EXERCISE INSTRUCTIONS - Only a number is expected: how many lines in the data below contain the word "dark".

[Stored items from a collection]
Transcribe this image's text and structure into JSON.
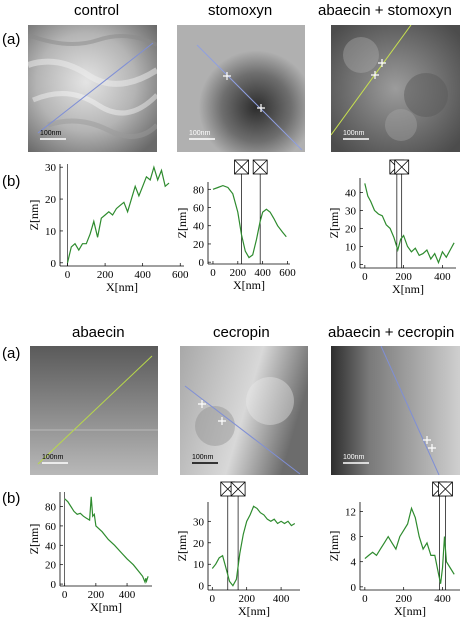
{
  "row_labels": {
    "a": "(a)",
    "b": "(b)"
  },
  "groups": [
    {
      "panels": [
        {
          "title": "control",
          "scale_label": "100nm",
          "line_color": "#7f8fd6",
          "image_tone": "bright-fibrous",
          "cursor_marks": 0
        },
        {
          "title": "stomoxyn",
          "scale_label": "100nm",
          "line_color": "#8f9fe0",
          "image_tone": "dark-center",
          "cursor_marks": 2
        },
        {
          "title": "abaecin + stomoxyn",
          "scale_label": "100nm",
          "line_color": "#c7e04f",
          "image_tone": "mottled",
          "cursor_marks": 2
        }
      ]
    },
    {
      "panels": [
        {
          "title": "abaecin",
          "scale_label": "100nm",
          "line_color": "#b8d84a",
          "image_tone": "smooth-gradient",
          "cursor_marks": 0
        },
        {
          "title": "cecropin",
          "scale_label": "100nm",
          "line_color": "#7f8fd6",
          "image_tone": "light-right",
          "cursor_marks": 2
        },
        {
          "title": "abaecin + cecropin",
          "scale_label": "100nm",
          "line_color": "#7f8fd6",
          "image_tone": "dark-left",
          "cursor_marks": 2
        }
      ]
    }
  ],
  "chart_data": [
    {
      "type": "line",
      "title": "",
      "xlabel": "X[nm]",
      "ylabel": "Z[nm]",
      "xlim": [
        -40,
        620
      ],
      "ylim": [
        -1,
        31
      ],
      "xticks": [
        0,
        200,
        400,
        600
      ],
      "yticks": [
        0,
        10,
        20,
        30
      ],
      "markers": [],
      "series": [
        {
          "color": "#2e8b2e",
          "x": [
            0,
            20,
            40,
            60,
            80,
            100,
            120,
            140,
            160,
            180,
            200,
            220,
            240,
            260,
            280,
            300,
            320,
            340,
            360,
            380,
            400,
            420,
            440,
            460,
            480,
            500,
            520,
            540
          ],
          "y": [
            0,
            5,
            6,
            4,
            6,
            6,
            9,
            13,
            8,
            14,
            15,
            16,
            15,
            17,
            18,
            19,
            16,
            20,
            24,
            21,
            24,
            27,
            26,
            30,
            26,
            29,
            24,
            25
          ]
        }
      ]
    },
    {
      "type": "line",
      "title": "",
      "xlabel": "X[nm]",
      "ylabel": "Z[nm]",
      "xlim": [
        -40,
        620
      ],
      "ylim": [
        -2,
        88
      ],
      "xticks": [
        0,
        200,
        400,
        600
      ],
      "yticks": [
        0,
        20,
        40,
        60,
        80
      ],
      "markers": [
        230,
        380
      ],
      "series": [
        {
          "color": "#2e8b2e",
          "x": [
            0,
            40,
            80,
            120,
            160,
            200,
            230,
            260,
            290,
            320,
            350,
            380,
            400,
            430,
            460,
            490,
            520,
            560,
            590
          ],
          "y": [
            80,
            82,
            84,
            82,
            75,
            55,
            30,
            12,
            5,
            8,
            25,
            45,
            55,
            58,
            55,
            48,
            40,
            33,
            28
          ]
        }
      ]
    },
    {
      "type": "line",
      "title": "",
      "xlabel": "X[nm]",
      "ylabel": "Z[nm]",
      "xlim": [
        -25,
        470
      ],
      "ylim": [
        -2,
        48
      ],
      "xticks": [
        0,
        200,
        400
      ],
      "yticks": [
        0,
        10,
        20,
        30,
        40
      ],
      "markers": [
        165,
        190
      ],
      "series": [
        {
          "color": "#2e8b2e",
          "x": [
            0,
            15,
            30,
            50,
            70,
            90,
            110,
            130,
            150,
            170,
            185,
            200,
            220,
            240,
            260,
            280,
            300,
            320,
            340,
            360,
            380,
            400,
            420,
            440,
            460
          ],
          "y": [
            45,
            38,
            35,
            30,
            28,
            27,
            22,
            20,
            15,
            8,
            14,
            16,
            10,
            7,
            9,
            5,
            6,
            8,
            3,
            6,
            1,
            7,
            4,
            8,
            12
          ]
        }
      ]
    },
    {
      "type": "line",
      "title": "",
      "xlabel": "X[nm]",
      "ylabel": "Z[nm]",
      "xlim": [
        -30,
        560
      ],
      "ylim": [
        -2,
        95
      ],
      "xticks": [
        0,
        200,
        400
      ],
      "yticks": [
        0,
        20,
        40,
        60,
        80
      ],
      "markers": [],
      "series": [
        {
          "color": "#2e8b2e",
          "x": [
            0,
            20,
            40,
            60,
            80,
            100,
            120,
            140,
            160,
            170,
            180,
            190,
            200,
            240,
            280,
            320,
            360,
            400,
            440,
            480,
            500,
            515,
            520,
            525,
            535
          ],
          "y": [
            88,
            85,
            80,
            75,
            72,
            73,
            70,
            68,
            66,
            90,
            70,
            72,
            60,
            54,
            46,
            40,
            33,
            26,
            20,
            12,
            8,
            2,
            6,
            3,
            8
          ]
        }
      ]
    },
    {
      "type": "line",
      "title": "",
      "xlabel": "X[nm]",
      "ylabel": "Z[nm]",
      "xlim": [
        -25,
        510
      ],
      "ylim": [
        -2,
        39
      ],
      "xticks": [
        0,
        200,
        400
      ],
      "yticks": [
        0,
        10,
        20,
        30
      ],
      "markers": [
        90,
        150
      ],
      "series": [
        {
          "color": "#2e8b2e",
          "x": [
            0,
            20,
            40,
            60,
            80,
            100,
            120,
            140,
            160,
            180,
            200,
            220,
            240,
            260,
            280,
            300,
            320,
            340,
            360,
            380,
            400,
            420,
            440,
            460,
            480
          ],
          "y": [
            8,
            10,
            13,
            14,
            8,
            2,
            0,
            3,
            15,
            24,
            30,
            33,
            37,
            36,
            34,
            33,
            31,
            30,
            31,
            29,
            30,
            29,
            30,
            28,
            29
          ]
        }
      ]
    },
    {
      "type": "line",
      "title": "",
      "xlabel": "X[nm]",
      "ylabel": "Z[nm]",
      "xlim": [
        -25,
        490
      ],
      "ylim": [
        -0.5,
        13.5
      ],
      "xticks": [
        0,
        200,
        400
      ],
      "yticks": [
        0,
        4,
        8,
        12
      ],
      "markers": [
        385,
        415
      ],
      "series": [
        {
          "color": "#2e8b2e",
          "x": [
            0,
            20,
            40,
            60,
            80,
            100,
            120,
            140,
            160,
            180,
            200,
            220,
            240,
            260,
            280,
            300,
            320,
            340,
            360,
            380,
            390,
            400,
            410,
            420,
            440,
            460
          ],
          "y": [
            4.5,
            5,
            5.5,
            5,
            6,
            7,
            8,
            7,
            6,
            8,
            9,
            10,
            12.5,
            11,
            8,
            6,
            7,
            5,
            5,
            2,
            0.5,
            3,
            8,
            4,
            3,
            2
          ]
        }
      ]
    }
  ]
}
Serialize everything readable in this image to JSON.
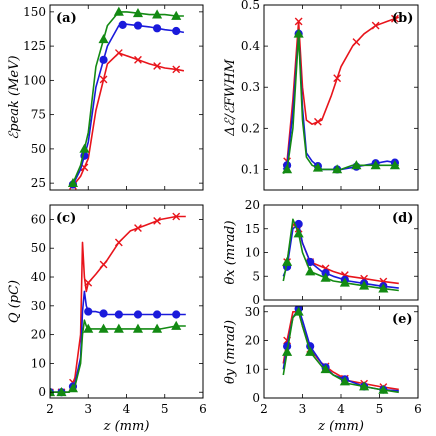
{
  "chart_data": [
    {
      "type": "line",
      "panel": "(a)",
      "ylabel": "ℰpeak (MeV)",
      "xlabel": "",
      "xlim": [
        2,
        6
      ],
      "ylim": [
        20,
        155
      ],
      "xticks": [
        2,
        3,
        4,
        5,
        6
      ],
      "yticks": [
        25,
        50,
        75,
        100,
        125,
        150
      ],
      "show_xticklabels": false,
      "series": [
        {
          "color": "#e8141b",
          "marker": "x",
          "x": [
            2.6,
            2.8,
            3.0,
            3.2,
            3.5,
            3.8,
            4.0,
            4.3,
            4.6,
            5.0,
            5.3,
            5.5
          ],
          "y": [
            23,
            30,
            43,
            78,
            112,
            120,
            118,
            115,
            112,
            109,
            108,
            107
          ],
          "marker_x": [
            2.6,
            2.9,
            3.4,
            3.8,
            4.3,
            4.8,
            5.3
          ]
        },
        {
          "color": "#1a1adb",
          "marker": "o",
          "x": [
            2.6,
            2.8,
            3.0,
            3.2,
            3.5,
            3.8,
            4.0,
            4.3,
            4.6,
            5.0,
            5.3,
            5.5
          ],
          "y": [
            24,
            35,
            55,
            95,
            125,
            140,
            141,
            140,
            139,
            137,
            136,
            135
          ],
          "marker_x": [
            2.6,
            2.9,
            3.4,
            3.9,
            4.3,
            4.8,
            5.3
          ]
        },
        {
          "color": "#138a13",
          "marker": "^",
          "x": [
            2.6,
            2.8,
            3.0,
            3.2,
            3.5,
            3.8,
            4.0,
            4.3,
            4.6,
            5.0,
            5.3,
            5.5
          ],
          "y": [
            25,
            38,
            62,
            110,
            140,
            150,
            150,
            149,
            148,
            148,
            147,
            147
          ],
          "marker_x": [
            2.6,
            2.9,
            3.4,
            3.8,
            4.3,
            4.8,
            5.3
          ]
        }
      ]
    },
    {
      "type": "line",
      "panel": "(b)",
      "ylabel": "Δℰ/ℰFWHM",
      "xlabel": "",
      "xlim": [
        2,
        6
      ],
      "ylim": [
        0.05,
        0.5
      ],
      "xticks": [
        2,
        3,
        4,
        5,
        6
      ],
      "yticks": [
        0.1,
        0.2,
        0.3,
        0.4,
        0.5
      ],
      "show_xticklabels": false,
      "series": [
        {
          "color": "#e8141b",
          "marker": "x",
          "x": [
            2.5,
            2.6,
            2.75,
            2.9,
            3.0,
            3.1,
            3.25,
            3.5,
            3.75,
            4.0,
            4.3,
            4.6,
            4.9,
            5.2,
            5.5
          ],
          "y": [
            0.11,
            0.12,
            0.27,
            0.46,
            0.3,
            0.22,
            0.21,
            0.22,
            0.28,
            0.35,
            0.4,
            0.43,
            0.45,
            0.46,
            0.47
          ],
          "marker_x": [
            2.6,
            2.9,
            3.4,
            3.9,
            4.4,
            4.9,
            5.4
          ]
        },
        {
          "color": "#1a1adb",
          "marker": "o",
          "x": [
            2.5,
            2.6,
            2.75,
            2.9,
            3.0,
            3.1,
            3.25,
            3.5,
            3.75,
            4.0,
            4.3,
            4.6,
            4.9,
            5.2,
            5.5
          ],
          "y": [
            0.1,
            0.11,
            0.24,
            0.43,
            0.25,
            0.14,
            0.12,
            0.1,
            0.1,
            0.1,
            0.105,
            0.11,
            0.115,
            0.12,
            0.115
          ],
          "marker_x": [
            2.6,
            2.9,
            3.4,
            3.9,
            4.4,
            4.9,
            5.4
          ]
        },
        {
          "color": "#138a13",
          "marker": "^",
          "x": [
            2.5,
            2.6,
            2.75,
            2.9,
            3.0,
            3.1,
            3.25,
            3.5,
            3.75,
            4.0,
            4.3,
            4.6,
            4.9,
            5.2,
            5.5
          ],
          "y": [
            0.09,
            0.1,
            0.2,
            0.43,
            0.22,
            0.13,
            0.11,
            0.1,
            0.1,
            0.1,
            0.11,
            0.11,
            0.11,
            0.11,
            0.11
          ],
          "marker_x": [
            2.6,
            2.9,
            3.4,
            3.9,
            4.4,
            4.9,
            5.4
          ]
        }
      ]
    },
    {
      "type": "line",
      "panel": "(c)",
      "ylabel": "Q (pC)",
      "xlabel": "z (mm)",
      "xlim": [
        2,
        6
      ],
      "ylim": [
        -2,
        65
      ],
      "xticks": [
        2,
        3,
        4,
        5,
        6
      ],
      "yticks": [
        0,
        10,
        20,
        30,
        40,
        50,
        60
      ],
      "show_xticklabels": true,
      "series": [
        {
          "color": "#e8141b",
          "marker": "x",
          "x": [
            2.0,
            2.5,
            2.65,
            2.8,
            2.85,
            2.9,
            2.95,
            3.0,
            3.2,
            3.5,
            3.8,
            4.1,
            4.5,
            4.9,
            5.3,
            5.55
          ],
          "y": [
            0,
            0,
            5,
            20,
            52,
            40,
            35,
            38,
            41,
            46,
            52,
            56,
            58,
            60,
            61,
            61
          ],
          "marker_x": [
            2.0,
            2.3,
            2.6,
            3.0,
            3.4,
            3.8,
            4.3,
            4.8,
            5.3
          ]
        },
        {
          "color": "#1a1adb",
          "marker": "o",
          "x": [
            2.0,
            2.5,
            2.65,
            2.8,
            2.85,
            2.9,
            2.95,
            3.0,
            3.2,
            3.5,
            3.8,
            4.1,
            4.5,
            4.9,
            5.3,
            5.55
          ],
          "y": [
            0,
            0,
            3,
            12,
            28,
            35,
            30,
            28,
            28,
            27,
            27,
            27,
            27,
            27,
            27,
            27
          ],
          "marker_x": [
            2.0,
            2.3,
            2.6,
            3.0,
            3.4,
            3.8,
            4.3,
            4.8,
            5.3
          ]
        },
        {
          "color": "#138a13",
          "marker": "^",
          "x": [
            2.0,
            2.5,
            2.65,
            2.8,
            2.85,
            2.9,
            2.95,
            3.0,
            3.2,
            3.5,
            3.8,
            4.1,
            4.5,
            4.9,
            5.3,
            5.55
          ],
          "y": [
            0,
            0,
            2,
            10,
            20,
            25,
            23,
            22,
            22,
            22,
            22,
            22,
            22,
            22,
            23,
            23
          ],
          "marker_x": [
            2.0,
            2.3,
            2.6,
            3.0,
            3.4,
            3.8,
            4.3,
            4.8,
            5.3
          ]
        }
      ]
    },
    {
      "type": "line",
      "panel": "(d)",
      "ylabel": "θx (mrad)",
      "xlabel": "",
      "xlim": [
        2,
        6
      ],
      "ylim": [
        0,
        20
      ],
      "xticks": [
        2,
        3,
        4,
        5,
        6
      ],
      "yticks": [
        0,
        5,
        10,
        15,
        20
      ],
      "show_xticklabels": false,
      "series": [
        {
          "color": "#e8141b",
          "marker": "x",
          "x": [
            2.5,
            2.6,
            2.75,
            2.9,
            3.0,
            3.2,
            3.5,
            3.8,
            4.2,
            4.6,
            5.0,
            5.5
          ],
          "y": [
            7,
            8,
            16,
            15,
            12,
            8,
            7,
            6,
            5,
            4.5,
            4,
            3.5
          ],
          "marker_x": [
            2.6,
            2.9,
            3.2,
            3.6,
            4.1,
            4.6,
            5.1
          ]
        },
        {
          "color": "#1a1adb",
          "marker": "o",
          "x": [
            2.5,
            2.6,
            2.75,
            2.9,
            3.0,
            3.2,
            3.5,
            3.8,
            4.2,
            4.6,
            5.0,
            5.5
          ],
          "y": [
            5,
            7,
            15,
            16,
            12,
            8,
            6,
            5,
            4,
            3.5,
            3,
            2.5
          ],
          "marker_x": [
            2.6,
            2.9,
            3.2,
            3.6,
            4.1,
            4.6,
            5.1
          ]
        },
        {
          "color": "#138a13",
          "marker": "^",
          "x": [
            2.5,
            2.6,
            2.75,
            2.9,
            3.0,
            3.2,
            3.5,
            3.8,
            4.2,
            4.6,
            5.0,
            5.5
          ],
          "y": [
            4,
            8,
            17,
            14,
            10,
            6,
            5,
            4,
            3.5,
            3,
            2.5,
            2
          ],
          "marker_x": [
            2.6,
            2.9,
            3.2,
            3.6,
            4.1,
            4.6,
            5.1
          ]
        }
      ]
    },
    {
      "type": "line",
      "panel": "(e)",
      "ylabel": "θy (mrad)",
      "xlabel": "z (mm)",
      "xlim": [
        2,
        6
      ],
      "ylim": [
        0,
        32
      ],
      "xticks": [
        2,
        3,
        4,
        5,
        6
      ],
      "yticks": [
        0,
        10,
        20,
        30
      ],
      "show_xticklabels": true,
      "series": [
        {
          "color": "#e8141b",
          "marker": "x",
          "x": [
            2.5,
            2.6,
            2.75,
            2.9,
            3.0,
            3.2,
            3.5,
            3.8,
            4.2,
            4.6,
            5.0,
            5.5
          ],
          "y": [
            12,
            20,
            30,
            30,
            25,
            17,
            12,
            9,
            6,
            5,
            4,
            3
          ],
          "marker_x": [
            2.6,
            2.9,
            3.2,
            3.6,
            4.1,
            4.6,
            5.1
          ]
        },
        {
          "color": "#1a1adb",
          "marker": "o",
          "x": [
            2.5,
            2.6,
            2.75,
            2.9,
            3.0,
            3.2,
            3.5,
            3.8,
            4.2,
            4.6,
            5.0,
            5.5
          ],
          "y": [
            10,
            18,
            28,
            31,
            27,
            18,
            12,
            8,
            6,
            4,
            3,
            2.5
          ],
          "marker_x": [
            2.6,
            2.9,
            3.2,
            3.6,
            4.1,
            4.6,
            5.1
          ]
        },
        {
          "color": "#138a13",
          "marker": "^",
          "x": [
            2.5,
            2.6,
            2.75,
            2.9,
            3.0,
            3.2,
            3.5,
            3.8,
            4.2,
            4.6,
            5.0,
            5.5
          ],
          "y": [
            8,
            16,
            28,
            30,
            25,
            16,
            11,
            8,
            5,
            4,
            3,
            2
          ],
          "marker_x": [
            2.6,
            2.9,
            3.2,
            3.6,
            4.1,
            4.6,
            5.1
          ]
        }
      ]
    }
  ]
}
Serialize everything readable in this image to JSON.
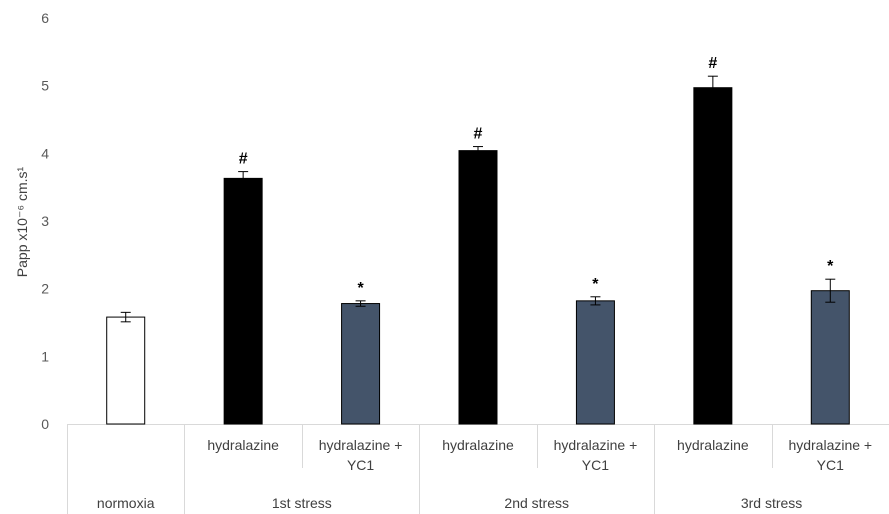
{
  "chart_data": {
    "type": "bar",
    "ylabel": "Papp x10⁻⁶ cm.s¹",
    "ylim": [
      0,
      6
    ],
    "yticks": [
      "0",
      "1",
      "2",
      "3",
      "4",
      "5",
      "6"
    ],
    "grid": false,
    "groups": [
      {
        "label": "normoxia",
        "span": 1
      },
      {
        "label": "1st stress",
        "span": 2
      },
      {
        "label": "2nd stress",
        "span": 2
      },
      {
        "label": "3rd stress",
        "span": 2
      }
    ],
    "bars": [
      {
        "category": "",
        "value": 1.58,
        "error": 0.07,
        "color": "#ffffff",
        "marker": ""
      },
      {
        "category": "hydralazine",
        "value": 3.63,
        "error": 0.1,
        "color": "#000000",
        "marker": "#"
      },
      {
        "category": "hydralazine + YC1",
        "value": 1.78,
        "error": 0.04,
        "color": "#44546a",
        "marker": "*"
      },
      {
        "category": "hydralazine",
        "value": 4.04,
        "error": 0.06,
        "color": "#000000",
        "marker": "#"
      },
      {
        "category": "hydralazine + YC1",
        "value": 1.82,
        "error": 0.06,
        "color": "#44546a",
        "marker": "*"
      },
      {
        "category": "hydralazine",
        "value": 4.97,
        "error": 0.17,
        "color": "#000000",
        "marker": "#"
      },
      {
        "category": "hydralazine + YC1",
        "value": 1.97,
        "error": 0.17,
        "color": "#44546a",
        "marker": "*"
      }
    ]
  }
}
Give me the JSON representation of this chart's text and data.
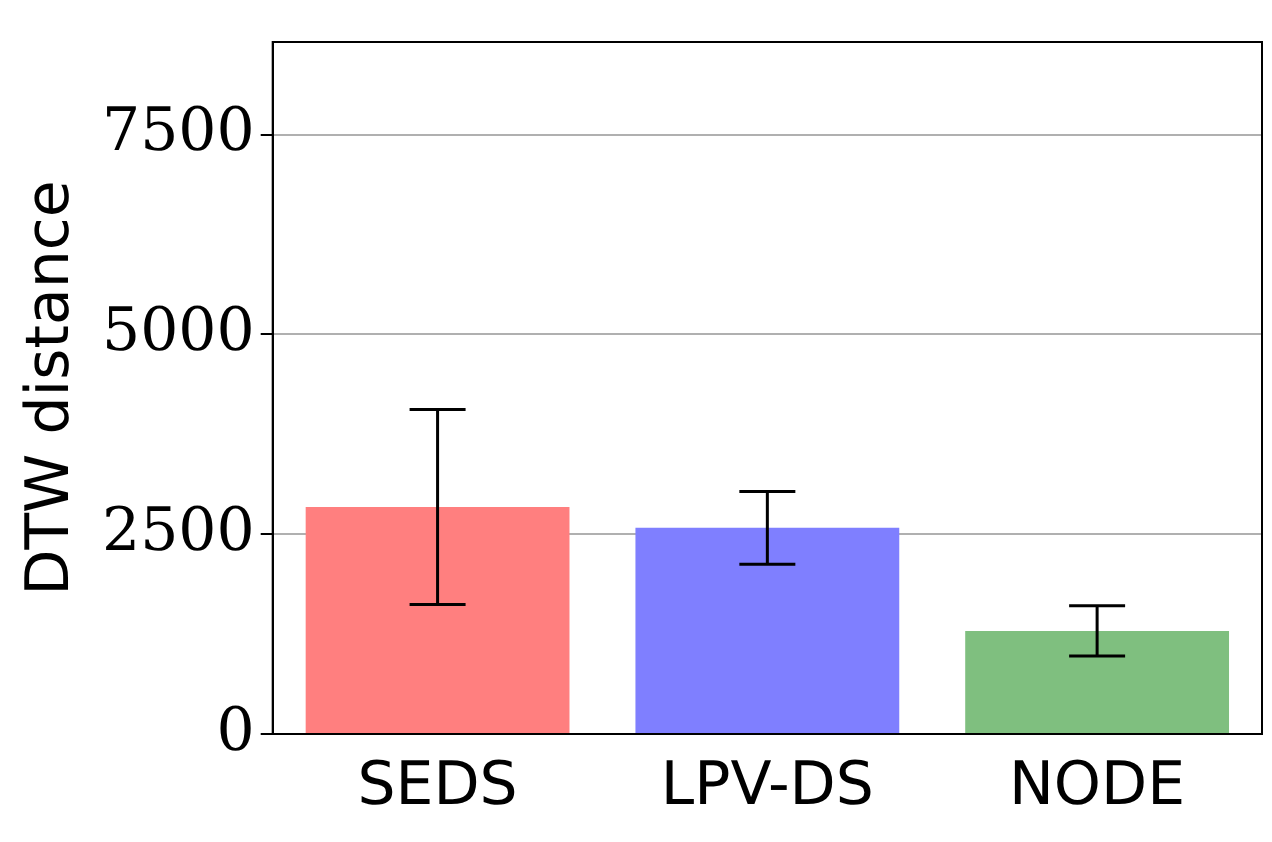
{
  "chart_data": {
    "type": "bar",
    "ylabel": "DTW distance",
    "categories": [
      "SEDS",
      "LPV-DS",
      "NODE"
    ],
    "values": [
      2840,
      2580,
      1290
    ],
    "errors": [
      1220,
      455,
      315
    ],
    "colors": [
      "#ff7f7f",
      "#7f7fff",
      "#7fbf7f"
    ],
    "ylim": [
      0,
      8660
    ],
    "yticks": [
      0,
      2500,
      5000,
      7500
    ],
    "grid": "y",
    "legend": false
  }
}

THE OUTPUT - 2